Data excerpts
-----
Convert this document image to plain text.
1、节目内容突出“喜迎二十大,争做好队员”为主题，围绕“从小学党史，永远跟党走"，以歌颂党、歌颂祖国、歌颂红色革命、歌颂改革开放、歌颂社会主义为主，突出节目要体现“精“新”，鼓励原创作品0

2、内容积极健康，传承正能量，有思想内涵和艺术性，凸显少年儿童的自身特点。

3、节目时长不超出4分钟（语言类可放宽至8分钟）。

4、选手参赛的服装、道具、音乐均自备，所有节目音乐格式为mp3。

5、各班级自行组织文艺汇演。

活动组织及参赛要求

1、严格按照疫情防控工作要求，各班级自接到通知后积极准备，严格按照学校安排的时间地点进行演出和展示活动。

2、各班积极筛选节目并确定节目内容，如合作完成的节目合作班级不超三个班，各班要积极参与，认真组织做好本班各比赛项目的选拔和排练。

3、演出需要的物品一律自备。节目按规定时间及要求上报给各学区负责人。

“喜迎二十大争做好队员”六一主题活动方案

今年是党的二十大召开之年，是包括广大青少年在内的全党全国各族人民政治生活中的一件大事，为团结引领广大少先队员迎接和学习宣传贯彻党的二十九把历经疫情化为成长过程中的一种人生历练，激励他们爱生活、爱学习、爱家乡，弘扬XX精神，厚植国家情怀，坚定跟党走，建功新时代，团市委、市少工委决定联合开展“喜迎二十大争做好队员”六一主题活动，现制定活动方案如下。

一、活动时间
-----
Restate all of the entries exactly, please.

Response to this task:
Convert this document image to plain text.
1、节目内容突出“喜迎二十大,争做好队员”为主题，围绕“从小学党史，永远跟党走"，以歌颂党、歌颂祖国、歌颂红色革命、歌颂改革开放、歌颂社会主义为主，突出节目要体现“精“新”，鼓励原创作品0

2、内容积极健康，传承正能量，有思想内涵和艺术性，凸显少年儿童的自身特点。

3、节目时长不超出4分钟（语言类可放宽至8分钟）。

4、选手参赛的服装、道具、音乐均自备，所有节目音乐格式为mp3。

5、各班级自行组织文艺汇演。

活动组织及参赛要求

1、严格按照疫情防控工作要求，各班级自接到通知后积极准备，严格按照学校安排的时间地点进行演出和展示活动。

2、各班积极筛选节目并确定节目内容，如合作完成的节目合作班级不超三个班，各班要积极参与，认真组织做好本班各比赛项目的选拔和排练。

3、演出需要的物品一律自备。节目按规定时间及要求上报给各学区负责人。

“喜迎二十大争做好队员”六一主题活动方案

今年是党的二十大召开之年，是包括广大青少年在内的全党全国各族人民政治生活中的一件大事，为团结引领广大少先队员迎接和学习宣传贯彻党的二十九把历经疫情化为成长过程中的一种人生历练，激励他们爱生活、爱学习、爱家乡，弘扬XX精神，厚植国家情怀，坚定跟党走，建功新时代，团市委、市少工委决定联合开展“喜迎二十大争做好队员”六一主题活动，现制定活动方案如下。

一、活动时间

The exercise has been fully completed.